▶ **Instructions for the task**
The data below is to be returned in full and exactly.
%%
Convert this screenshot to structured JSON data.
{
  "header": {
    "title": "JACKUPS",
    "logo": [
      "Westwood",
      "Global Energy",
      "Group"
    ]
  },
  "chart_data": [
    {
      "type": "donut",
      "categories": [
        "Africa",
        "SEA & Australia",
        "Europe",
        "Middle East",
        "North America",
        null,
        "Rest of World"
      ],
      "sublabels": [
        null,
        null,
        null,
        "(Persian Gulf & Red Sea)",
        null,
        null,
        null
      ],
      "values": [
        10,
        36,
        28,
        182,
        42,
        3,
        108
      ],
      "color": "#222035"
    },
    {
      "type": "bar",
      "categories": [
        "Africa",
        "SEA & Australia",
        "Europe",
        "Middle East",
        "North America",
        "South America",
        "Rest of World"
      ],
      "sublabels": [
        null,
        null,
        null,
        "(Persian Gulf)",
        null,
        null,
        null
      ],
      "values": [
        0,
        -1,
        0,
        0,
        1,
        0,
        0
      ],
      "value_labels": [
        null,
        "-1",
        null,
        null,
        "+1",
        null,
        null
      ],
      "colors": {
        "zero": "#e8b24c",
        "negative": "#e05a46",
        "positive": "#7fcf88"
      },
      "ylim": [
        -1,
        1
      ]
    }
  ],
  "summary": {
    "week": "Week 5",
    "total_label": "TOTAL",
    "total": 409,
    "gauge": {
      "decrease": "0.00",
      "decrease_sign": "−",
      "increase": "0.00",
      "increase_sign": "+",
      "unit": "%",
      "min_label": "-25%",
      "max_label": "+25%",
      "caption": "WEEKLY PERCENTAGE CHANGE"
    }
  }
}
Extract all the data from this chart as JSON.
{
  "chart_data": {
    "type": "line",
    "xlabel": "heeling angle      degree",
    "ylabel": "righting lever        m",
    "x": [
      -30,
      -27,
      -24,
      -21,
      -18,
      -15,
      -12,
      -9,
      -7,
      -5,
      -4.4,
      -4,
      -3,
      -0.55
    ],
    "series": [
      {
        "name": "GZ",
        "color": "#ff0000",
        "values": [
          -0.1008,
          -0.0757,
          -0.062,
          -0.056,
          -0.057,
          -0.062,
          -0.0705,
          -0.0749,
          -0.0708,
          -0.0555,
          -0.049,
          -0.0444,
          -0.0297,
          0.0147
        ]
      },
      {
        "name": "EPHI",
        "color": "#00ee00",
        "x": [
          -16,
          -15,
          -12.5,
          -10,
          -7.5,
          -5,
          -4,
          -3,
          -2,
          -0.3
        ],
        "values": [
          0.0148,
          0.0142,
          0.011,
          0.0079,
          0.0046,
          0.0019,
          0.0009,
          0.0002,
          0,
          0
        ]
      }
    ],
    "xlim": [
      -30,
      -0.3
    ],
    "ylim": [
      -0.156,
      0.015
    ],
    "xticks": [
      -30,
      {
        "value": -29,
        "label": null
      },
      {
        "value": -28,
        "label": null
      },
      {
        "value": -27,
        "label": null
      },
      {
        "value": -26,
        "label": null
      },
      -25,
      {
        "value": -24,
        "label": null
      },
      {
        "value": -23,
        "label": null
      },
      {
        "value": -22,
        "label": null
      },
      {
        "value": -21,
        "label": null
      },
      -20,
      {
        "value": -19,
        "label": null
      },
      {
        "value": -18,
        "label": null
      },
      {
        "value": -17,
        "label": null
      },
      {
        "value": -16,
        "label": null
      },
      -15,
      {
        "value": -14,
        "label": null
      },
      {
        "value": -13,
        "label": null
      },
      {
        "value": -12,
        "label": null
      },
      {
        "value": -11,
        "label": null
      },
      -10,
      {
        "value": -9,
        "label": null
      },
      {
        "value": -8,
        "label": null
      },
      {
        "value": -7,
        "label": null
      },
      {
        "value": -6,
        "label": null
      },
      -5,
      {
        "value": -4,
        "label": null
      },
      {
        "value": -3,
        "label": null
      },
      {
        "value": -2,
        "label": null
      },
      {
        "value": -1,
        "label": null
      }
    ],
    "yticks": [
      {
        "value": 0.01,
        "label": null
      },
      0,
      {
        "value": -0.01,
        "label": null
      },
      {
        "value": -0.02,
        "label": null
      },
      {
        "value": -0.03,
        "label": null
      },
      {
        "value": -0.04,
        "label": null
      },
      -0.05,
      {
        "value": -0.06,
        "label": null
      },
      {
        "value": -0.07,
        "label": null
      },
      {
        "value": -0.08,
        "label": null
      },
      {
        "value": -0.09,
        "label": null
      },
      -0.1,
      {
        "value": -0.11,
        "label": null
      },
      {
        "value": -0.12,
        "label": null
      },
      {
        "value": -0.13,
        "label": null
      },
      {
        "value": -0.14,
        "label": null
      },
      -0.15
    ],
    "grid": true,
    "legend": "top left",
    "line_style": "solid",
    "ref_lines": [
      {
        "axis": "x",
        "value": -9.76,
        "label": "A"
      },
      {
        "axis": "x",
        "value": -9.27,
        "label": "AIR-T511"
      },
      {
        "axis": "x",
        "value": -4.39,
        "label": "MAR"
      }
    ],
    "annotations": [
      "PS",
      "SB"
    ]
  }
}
%%
▶ **Complete answer**
Convert this screenshot to structured JSON data.
{
  "header": {
    "title": "JACKUPS",
    "logo": [
      "Westwood",
      "Global Energy",
      "Group"
    ]
  },
  "chart_data": [
    {
      "type": "donut",
      "categories": [
        "Africa",
        "SEA & Australia",
        "Europe",
        "Middle East",
        "North America",
        null,
        "Rest of World"
      ],
      "sublabels": [
        null,
        null,
        null,
        "(Persian Gulf & Red Sea)",
        null,
        null,
        null
      ],
      "values": [
        10,
        36,
        28,
        182,
        42,
        3,
        108
      ],
      "color": "#222035"
    },
    {
      "type": "bar",
      "categories": [
        "Africa",
        "SEA & Australia",
        "Europe",
        "Middle East",
        "North America",
        "South America",
        "Rest of World"
      ],
      "sublabels": [
        null,
        null,
        null,
        "(Persian Gulf)",
        null,
        null,
        null
      ],
      "values": [
        0,
        -1,
        0,
        0,
        1,
        0,
        0
      ],
      "value_labels": [
        null,
        "-1",
        null,
        null,
        "+1",
        null,
        null
      ],
      "colors": {
        "zero": "#e8b24c",
        "negative": "#e05a46",
        "positive": "#7fcf88"
      },
      "ylim": [
        -1,
        1
      ]
    }
  ],
  "summary": {
    "week": "Week 5",
    "total_label": "TOTAL",
    "total": 409,
    "gauge": {
      "decrease": "0.00",
      "decrease_sign": "−",
      "increase": "0.00",
      "increase_sign": "+",
      "unit": "%",
      "min_label": "-25%",
      "max_label": "+25%",
      "caption": "WEEKLY PERCENTAGE CHANGE"
    }
  }
}
Extract all the data from this chart as JSON.
{
  "chart_data": {
    "type": "line",
    "xlabel": "heeling angle      degree",
    "ylabel": "righting lever        m",
    "x": [
      -30,
      -27,
      -24,
      -21,
      -18,
      -15,
      -12,
      -9,
      -7,
      -5,
      -4.4,
      -4,
      -3,
      -0.55
    ],
    "series": [
      {
        "name": "GZ",
        "color": "#ff0000",
        "values": [
          -0.1008,
          -0.0757,
          -0.062,
          -0.056,
          -0.057,
          -0.062,
          -0.0705,
          -0.0749,
          -0.0708,
          -0.0555,
          -0.049,
          -0.0444,
          -0.0297,
          0.0147
        ]
      },
      {
        "name": "EPHI",
        "color": "#00ee00",
        "x": [
          -16,
          -15,
          -12.5,
          -10,
          -7.5,
          -5,
          -4,
          -3,
          -2,
          -0.3
        ],
        "values": [
          0.0148,
          0.0142,
          0.011,
          0.0079,
          0.0046,
          0.0019,
          0.0009,
          0.0002,
          0,
          0
        ]
      }
    ],
    "xlim": [
      -30,
      -0.3
    ],
    "ylim": [
      -0.156,
      0.015
    ],
    "xticks": [
      -30,
      {
        "value": -29,
        "label": null
      },
      {
        "value": -28,
        "label": null
      },
      {
        "value": -27,
        "label": null
      },
      {
        "value": -26,
        "label": null
      },
      -25,
      {
        "value": -24,
        "label": null
      },
      {
        "value": -23,
        "label": null
      },
      {
        "value": -22,
        "label": null
      },
      {
        "value": -21,
        "label": null
      },
      -20,
      {
        "value": -19,
        "label": null
      },
      {
        "value": -18,
        "label": null
      },
      {
        "value": -17,
        "label": null
      },
      {
        "value": -16,
        "label": null
      },
      -15,
      {
        "value": -14,
        "label": null
      },
      {
        "value": -13,
        "label": null
      },
      {
        "value": -12,
        "label": null
      },
      {
        "value": -11,
        "label": null
      },
      -10,
      {
        "value": -9,
        "label": null
      },
      {
        "value": -8,
        "label": null
      },
      {
        "value": -7,
        "label": null
      },
      {
        "value": -6,
        "label": null
      },
      -5,
      {
        "value": -4,
        "label": null
      },
      {
        "value": -3,
        "label": null
      },
      {
        "value": -2,
        "label": null
      },
      {
        "value": -1,
        "label": null
      }
    ],
    "yticks": [
      {
        "value": 0.01,
        "label": null
      },
      0,
      {
        "value": -0.01,
        "label": null
      },
      {
        "value": -0.02,
        "label": null
      },
      {
        "value": -0.03,
        "label": null
      },
      {
        "value": -0.04,
        "label": null
      },
      -0.05,
      {
        "value": -0.06,
        "label": null
      },
      {
        "value": -0.07,
        "label": null
      },
      {
        "value": -0.08,
        "label": null
      },
      {
        "value": -0.09,
        "label": null
      },
      -0.1,
      {
        "value": -0.11,
        "label": null
      },
      {
        "value": -0.12,
        "label": null
      },
      {
        "value": -0.13,
        "label": null
      },
      {
        "value": -0.14,
        "label": null
      },
      -0.15
    ],
    "grid": true,
    "legend": "top left",
    "line_style": "solid",
    "ref_lines": [
      {
        "axis": "x",
        "value": -9.76,
        "label": "A"
      },
      {
        "axis": "x",
        "value": -9.27,
        "label": "AIR-T511"
      },
      {
        "axis": "x",
        "value": -4.39,
        "label": "MAR"
      }
    ],
    "annotations": [
      "PS",
      "SB"
    ]
  }
}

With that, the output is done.